::: Recorded data :::

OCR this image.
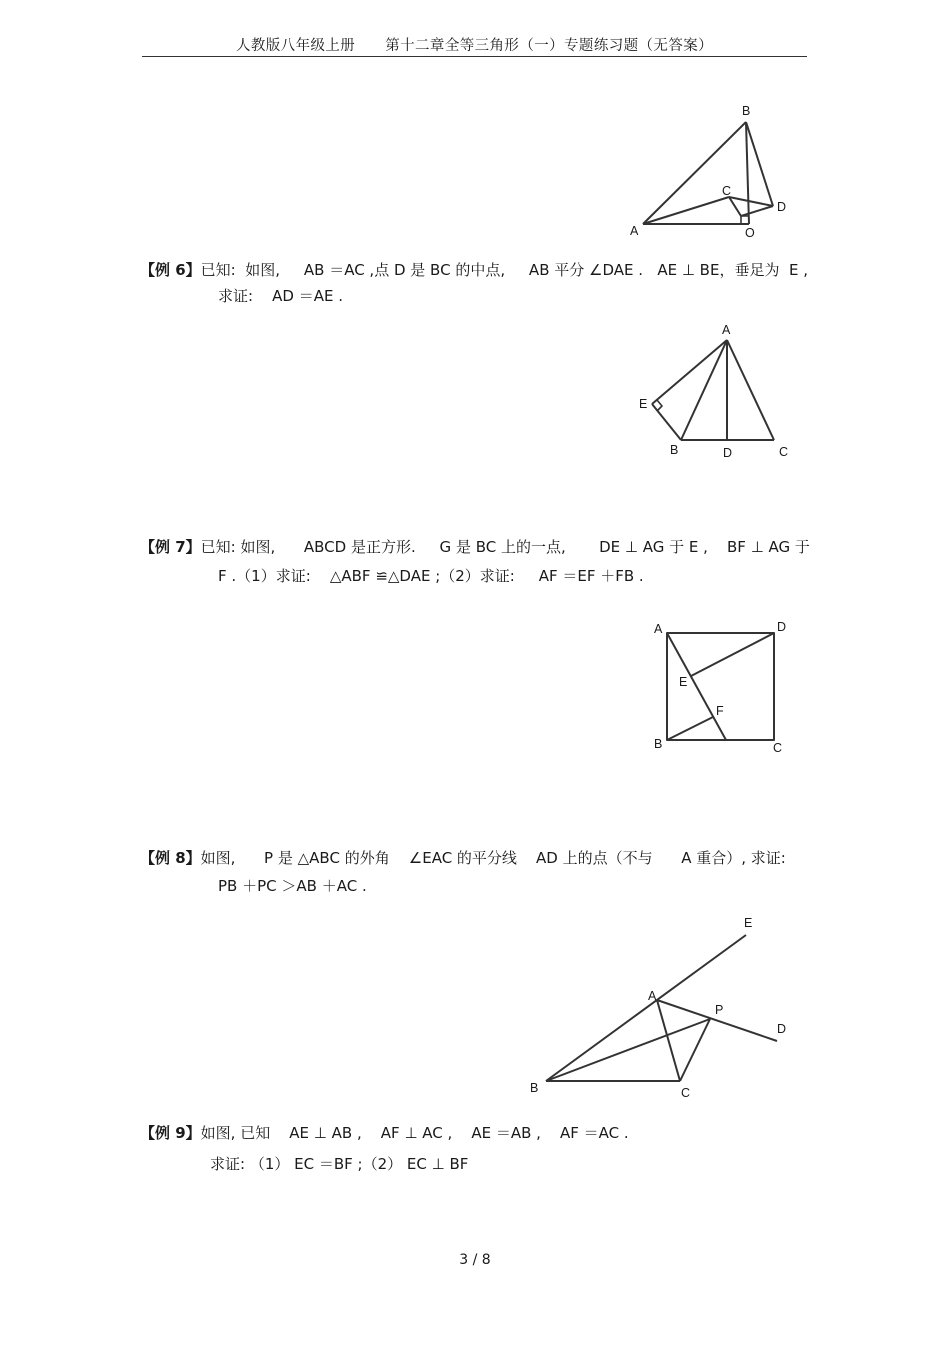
人教版八年级上册      第十二章全等三角形（一）专题练习题（无答案）
B
C
D
A	O
【例 6】已知:  如图,     AB ＝AC ,点 D 是 BC 的中点,     AB 平分 ∠DAE .   AE ⊥ BE，垂足为  E ,
求证:    AD ＝AE .
A
E
B	D	C
【例 7】已知: 如图,      ABCD 是正方形.     G 是 BC 上的一点,       DE ⊥ AG 于 E ,    BF ⊥ AG 于
F .（1）求证:    △ABF ≌△DAE ;（2）求证:     AF ＝EF ＋FB .
A	D
E
F
B	C
【例 8】如图,      P 是 △ABC 的外角    ∠EAC 的平分线    AD 上的点（不与      A 重合）, 求证:
PB ＋PC ＞AB ＋AC .
E
A
P
D
B	C
【例 9】如图, 已知    AE ⊥ AB ,    AF ⊥ AC ,    AE ＝AB ,    AF ＝AC .
求证: （1） EC ＝BF ;（2） EC ⊥ BF
3 / 8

:::

■ What you should do: Reproduce the data word for word, excluding its pictures.

■ Output below:
OCR this image.
人教版八年级上册      第十二章全等三角形（一）专题练习题（无答案）
B
C
D
A	O
【例 6】已知:  如图,     AB ＝AC ,点 D 是 BC 的中点,     AB 平分 ∠DAE .   AE ⊥ BE，垂足为  E ,
求证:    AD ＝AE .
A
E
B	D	C
【例 7】已知: 如图,      ABCD 是正方形.     G 是 BC 上的一点,       DE ⊥ AG 于 E ,    BF ⊥ AG 于
F .（1）求证:    △ABF ≌△DAE ;（2）求证:     AF ＝EF ＋FB .
A	D
E
F
B	C
【例 8】如图,      P 是 △ABC 的外角    ∠EAC 的平分线    AD 上的点（不与      A 重合）, 求证:
PB ＋PC ＞AB ＋AC .
E
A
P
D
B	C
【例 9】如图, 已知    AE ⊥ AB ,    AF ⊥ AC ,    AE ＝AB ,    AF ＝AC .
求证: （1） EC ＝BF ;（2） EC ⊥ BF
3 / 8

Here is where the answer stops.